◆ WORK TO DO:
Set down each line of the data below exactly as it stands, dropping the pictures.
━━━ INPUT ROWS
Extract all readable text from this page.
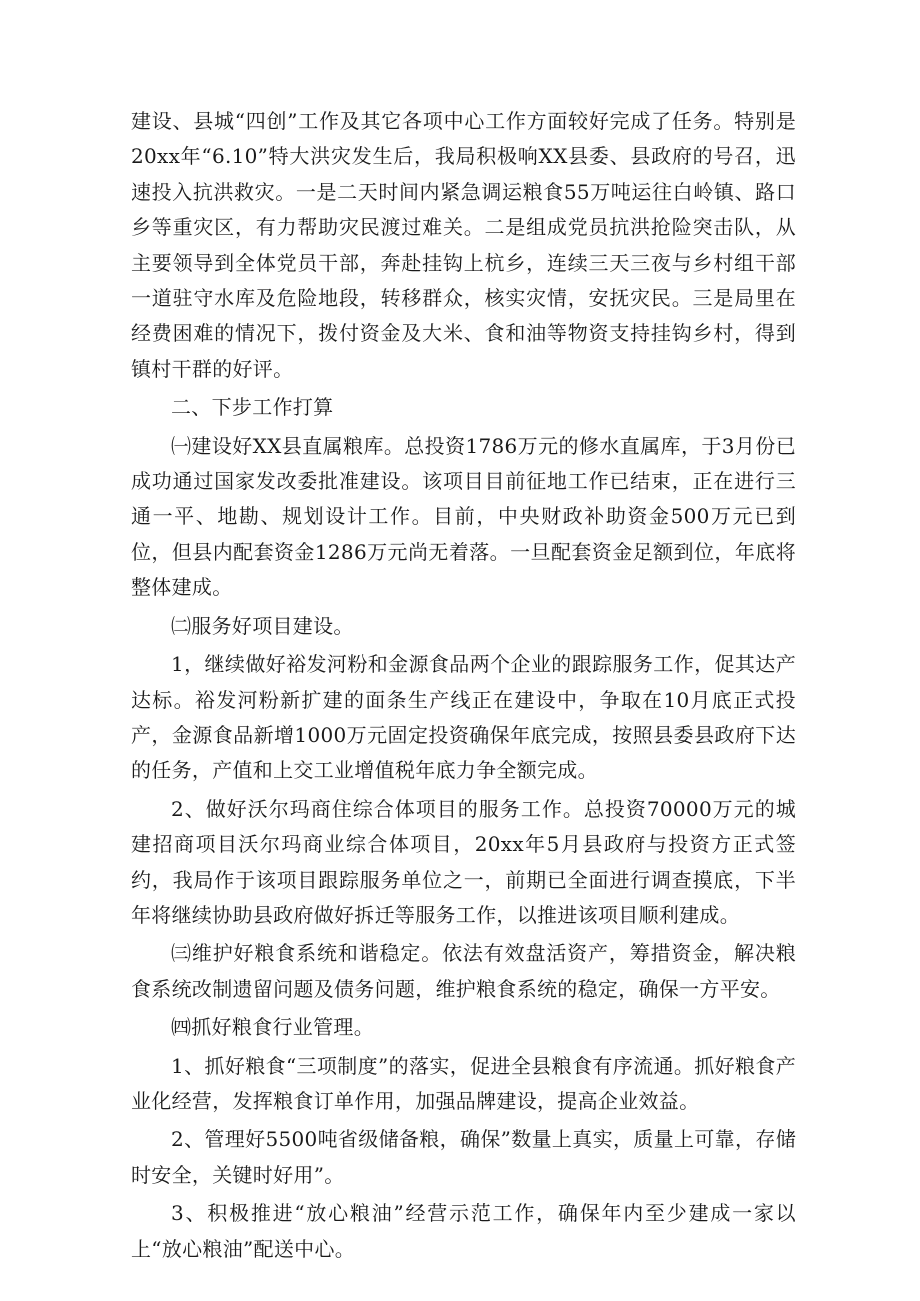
建设、县城“四创”工作及其它各项中心工作方面较好完成了任务。特别是20xx年“6.10”特大洪灾发生后，我局积极响XX县委、县政府的号召，迅速投入抗洪救灾。一是二天时间内紧急调运粮食55万吨运往白岭镇、路口乡等重灾区，有力帮助灾民渡过难关。二是组成党员抗洪抢险突击队，从主要领导到全体党员干部，奔赴挂钩上杭乡，连续三天三夜与乡村组干部一道驻守水库及危险地段，转移群众，核实灾情，安抚灾民。三是局里在经费困难的情况下，拨付资金及大米、食和油等物资支持挂钩乡村，得到镇村干群的好评。

二、下步工作打算

㈠建设好XX县直属粮库。总投资1786万元的修水直属库，于3月份已成功通过国家发改委批准建设。该项目目前征地工作已结束，正在进行三通一平、地勘、规划设计工作。目前，中央财政补助资金500万元已到位，但县内配套资金1286万元尚无着落。一旦配套资金足额到位，年底将整体建成。

㈡服务好项目建设。

1，继续做好裕发河粉和金源食品两个企业的跟踪服务工作，促其达产达标。裕发河粉新扩建的面条生产线正在建设中，争取在10月底正式投产，金源食品新增1000万元固定投资确保年底完成，按照县委县政府下达的任务，产值和上交工业增值税年底力争全额完成。

2、做好沃尔玛商住综合体项目的服务工作。总投资70000万元的城建招商项目沃尔玛商业综合体项目，20xx年5月县政府与投资方正式签约，我局作于该项目跟踪服务单位之一，前期已全面进行调查摸底，下半年将继续协助县政府做好拆迁等服务工作，以推进该项目顺利建成。

㈢维护好粮食系统和谐稳定。依法有效盘活资产，筹措资金，解决粮食系统改制遗留问题及债务问题，维护粮食系统的稳定，确保一方平安。

㈣抓好粮食行业管理。

1、抓好粮食“三项制度”的落实，促进全县粮食有序流通。抓好粮食产业化经营，发挥粮食订单作用，加强品牌建设，提高企业效益。

2、管理好5500吨省级储备粮，确保”数量上真实，质量上可靠，存储时安全，关键时好用”。

3、积极推进“放心粮油”经营示范工作，确保年内至少建成一家以上“放心粮油”配送中心。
━━━━━━
◆ FULL SOLUTION:
Extract all readable text from this page.
建设、县城“四创”工作及其它各项中心工作方面较好完成了任务。特别是20xx年“6.10”特大洪灾发生后，我局积极响XX县委、县政府的号召，迅速投入抗洪救灾。一是二天时间内紧急调运粮食55万吨运往白岭镇、路口乡等重灾区，有力帮助灾民渡过难关。二是组成党员抗洪抢险突击队，从主要领导到全体党员干部，奔赴挂钩上杭乡，连续三天三夜与乡村组干部一道驻守水库及危险地段，转移群众，核实灾情，安抚灾民。三是局里在经费困难的情况下，拨付资金及大米、食和油等物资支持挂钩乡村，得到镇村干群的好评。

二、下步工作打算

㈠建设好XX县直属粮库。总投资1786万元的修水直属库，于3月份已成功通过国家发改委批准建设。该项目目前征地工作已结束，正在进行三通一平、地勘、规划设计工作。目前，中央财政补助资金500万元已到位，但县内配套资金1286万元尚无着落。一旦配套资金足额到位，年底将整体建成。

㈡服务好项目建设。

1，继续做好裕发河粉和金源食品两个企业的跟踪服务工作，促其达产达标。裕发河粉新扩建的面条生产线正在建设中，争取在10月底正式投产，金源食品新增1000万元固定投资确保年底完成，按照县委县政府下达的任务，产值和上交工业增值税年底力争全额完成。

2、做好沃尔玛商住综合体项目的服务工作。总投资70000万元的城建招商项目沃尔玛商业综合体项目，20xx年5月县政府与投资方正式签约，我局作于该项目跟踪服务单位之一，前期已全面进行调查摸底，下半年将继续协助县政府做好拆迁等服务工作，以推进该项目顺利建成。

㈢维护好粮食系统和谐稳定。依法有效盘活资产，筹措资金，解决粮食系统改制遗留问题及债务问题，维护粮食系统的稳定，确保一方平安。

㈣抓好粮食行业管理。

1、抓好粮食“三项制度”的落实，促进全县粮食有序流通。抓好粮食产业化经营，发挥粮食订单作用，加强品牌建设，提高企业效益。

2、管理好5500吨省级储备粮，确保”数量上真实，质量上可靠，存储时安全，关键时好用”。

3、积极推进“放心粮油”经营示范工作，确保年内至少建成一家以上“放心粮油”配送中心。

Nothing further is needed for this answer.